» **Exercise set**:
(A) Update the essay on going outside by giving the stretch from "What We Lose" through "world around us." again, with "Costa Rica" replaced by "Panama".
(B) In the essay on going outside, to which country did the writer travel to teach a module for a study abroad program?
(C) Continue the essay on going outside, picking up right after its final sentence.

» **Passage for review**:
╭──

What We Lose When We Stop Going Outside For No Reason
A few months ago, I had the pleasure of traveling to Costa Rica to teach a module for a study abroad program. We hiked to spectacular places, practiced scientific methods in the field, and studied an ecosystem whose complexity was immediately visible but never fully graspable. For a brief period, our attention was almost entirely devoted to understanding and preserving the natural world around us.
It was a good trip with a clear purpose. We went into nature to learn about it scientifically. We taught students methods for studying and preserving places many of us would describe as pristine, beautiful, and worth protecting.
Scientists like me “go into nature” for these kinds of reasons fairly often. Our reasons are usually practical and intentional. It is, in a literal sense, part of the job. But this habit of needing a reason to go outside is not limited to field scientists. I do not think most people have stopped going outside. We still go outside constantly, but usually for a purpose. We mow, walk the dog, exercise, get the mail, take out the trash, supervise children, fix something, or move from one indoor place to another. Even when we seek out nature more intentionally, we often do it with a plan: a trail, a park, a campsite, a photograph, or even a measurable improvement in our physical or mental health. Sometimes the reason is simply to appear “outdoorsy.”

╰──

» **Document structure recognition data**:
╭──

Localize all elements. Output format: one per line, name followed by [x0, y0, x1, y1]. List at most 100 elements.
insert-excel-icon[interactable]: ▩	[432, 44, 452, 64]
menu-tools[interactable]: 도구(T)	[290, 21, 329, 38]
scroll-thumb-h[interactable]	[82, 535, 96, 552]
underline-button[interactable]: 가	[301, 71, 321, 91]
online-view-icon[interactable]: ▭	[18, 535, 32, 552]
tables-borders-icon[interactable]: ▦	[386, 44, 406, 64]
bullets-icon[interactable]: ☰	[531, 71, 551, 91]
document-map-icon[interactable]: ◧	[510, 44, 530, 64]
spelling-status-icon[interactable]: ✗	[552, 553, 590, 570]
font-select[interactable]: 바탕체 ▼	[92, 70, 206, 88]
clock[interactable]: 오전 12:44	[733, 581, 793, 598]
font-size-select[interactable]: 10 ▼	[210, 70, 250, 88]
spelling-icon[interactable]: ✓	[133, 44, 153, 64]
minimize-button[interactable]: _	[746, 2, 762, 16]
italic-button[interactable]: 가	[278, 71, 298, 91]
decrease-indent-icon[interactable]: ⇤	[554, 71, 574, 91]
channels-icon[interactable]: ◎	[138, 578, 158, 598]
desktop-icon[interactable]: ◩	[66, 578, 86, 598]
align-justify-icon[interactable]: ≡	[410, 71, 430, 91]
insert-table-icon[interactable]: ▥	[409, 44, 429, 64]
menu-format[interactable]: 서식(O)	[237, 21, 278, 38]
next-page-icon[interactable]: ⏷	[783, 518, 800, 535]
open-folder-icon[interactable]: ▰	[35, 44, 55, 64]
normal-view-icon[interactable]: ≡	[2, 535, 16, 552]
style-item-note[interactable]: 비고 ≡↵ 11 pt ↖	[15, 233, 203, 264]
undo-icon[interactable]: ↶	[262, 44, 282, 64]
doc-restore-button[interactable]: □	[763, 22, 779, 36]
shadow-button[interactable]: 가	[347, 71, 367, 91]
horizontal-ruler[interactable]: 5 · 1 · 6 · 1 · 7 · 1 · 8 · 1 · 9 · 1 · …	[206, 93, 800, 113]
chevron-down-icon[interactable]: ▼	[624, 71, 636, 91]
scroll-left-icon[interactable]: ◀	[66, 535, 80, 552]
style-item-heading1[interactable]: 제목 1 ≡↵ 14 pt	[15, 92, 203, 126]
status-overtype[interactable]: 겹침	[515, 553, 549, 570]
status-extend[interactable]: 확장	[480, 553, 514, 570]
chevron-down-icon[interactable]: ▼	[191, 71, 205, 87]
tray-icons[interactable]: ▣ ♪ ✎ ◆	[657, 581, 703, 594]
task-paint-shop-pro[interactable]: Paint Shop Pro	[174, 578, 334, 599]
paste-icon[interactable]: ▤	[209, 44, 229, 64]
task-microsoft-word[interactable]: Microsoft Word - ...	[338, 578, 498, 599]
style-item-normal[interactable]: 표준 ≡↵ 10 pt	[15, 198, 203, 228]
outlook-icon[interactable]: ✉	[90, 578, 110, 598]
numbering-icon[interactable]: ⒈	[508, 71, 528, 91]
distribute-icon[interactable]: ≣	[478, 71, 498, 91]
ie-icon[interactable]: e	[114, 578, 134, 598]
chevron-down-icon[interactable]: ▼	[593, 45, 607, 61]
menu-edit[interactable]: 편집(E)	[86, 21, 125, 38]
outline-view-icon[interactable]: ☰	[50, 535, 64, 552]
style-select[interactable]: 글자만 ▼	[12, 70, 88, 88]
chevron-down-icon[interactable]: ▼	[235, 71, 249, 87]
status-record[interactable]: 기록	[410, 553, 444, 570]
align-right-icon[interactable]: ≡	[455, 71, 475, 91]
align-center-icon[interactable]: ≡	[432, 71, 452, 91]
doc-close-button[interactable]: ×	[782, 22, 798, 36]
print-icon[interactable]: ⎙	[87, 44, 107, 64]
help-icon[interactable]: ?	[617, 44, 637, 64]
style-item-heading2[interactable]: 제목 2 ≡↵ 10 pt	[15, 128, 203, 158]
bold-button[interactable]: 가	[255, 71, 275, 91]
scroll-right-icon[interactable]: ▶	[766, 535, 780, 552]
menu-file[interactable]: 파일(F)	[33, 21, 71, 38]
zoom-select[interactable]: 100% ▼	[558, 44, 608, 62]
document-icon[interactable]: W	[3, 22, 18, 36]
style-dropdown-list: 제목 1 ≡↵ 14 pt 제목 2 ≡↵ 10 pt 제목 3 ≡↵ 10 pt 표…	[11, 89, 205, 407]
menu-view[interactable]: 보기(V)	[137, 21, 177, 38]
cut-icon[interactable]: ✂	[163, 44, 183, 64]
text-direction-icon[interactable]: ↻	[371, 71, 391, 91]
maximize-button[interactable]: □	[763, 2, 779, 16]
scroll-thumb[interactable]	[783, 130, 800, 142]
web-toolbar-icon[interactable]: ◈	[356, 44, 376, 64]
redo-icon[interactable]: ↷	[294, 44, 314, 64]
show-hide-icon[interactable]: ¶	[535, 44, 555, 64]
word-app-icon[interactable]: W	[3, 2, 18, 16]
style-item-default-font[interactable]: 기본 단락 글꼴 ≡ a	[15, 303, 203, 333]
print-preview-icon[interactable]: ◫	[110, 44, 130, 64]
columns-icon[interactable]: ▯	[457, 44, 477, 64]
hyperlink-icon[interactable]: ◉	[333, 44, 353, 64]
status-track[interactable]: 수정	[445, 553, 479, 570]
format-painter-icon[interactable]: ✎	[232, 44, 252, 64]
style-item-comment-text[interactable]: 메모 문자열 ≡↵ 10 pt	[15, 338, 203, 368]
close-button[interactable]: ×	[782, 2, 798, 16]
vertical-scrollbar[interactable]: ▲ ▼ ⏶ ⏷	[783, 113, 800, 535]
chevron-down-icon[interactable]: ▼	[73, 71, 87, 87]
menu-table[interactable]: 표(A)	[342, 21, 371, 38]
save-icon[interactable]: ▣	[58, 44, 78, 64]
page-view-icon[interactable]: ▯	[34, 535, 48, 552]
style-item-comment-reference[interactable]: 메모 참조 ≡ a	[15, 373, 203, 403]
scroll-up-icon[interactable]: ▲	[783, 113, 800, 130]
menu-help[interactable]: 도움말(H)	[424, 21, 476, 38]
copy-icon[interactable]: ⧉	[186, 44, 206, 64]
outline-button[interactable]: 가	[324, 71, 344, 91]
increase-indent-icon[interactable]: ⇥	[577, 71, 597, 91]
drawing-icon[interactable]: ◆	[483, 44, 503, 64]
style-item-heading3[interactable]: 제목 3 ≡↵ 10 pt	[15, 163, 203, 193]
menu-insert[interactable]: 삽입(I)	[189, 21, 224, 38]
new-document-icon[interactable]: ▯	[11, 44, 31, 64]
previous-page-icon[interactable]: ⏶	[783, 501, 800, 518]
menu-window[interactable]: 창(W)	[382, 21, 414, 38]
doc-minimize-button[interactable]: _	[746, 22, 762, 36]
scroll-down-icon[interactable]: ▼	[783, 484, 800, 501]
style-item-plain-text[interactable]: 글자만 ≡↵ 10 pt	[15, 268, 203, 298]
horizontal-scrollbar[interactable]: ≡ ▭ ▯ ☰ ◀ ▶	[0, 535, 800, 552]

╰──

» **Answers**:
(A)
What We Lose When We Stop Going Outside For No Reason
A few months ago, I had the pleasure of traveling to Panama to teach a module for a study abroad program. We hiked to spectacular places, practiced scientific methods in the field, and studied an ecosystem whose complexity was immediately visible but never fully graspable. For a brief period, our attention was almost entirely devoted to understanding and preserving the natural world around us.

(B) Costa Rica

(C)
There is nothing wrong with going outside for a reason. In fact, it is good. When people plan to spend time outdoors, they are usually doing so because they see value in it. And when we value nature, we are more inclined to preserve it. We tend to protect what we have learned to love.
But this raises a strange question: can anyone really go outside for “no reason”?
In one sense, no. It is hard to argue that anything we do has no cause, motive, or desire behind it. So, when I say we should go outside for “no reason,” I do not mean that we should act without any reason at all. I mean that we should sometimes go outside without an agenda. Not to exercise, not to gather data, not to take a picture, not to finish chores, not to become healthier, not to make ourselves more interesting, and not to turn the outdoors into another project. I mean, going outside for no reason other than the simple fact that, for a little while, we would rather be outside than inside.
When we go outside for a reason, we still receive many benefits of being outdoors. The air may still feel good. The sunlight may still improve our mood. The work may still need doing. The hike may still be beautiful. The lesson may still be valuable. But we may also lose something important if every encounter with nature has to justify itself. We may begin to imagine that the world outside exists mainly as scenery, recreation, raw material, or therapy.
It does not.
Nature does not exist merely for our enjoyment, and certainly not for our plunder. We are not spectators standing outside of it, occasionally entering when it suits us. We are part of it. We live within it, depend upon it, and are bound by it. There is tremendous value in going outside for “no reason” because this kind of purposeless attention may be one way we recover our sense of dependence and belonging.
This kind of attention does not require a plane ticket, a trail map, or a dramatic view. It may look like sitting on the porch at dusk, standing in the yard after rain, or noticing the toads running around in the yard and meeting that with genuine curiosity. These are not spectacular encounters with nature, but they are still real ones.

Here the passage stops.